TASK BRIEF: Below are some records. Copy every line in them that holds "элемент".

-------- INFORMATION SHOWN --------

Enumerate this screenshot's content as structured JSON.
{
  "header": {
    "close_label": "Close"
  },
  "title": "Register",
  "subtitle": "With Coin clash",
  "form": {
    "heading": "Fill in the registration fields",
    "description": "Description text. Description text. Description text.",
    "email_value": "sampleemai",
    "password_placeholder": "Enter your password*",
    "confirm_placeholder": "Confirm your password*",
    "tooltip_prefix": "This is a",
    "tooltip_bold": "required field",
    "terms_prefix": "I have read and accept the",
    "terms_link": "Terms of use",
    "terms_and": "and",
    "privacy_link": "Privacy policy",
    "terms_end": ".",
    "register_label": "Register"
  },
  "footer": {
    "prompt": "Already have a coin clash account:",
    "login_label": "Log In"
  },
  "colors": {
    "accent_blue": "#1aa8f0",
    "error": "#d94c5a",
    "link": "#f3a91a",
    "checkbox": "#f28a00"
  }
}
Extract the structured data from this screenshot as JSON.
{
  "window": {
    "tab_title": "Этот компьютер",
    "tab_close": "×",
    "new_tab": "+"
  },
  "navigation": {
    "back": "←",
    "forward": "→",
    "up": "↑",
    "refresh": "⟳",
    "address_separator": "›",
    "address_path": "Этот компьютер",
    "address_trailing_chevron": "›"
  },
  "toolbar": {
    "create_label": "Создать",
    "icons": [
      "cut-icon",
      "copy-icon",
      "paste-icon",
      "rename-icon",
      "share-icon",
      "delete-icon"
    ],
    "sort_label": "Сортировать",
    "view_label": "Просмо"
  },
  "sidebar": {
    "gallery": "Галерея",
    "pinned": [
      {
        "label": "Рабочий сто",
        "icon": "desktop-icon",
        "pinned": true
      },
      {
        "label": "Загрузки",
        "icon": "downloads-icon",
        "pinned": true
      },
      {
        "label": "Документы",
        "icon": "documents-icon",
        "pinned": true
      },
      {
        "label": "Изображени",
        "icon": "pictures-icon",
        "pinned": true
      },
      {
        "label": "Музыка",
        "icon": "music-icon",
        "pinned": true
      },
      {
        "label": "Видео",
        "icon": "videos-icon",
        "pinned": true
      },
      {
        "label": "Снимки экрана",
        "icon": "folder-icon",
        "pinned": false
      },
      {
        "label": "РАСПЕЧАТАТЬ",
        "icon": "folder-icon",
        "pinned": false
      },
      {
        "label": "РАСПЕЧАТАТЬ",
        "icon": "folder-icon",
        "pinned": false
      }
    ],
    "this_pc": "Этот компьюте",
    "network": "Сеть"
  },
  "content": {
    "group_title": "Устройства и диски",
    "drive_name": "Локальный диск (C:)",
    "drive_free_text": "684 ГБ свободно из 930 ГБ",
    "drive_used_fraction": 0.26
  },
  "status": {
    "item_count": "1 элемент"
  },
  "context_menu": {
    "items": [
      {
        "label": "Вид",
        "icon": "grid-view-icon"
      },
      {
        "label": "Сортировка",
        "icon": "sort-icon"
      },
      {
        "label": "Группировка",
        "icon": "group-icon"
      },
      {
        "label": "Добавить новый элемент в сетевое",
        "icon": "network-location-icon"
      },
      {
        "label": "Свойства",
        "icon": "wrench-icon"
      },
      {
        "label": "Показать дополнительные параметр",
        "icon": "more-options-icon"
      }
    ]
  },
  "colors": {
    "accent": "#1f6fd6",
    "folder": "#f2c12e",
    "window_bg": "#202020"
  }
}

--------

FULL ANSWER:
    "item_count": "1 элемент"
        "label": "Добавить новый элемент в сетевое",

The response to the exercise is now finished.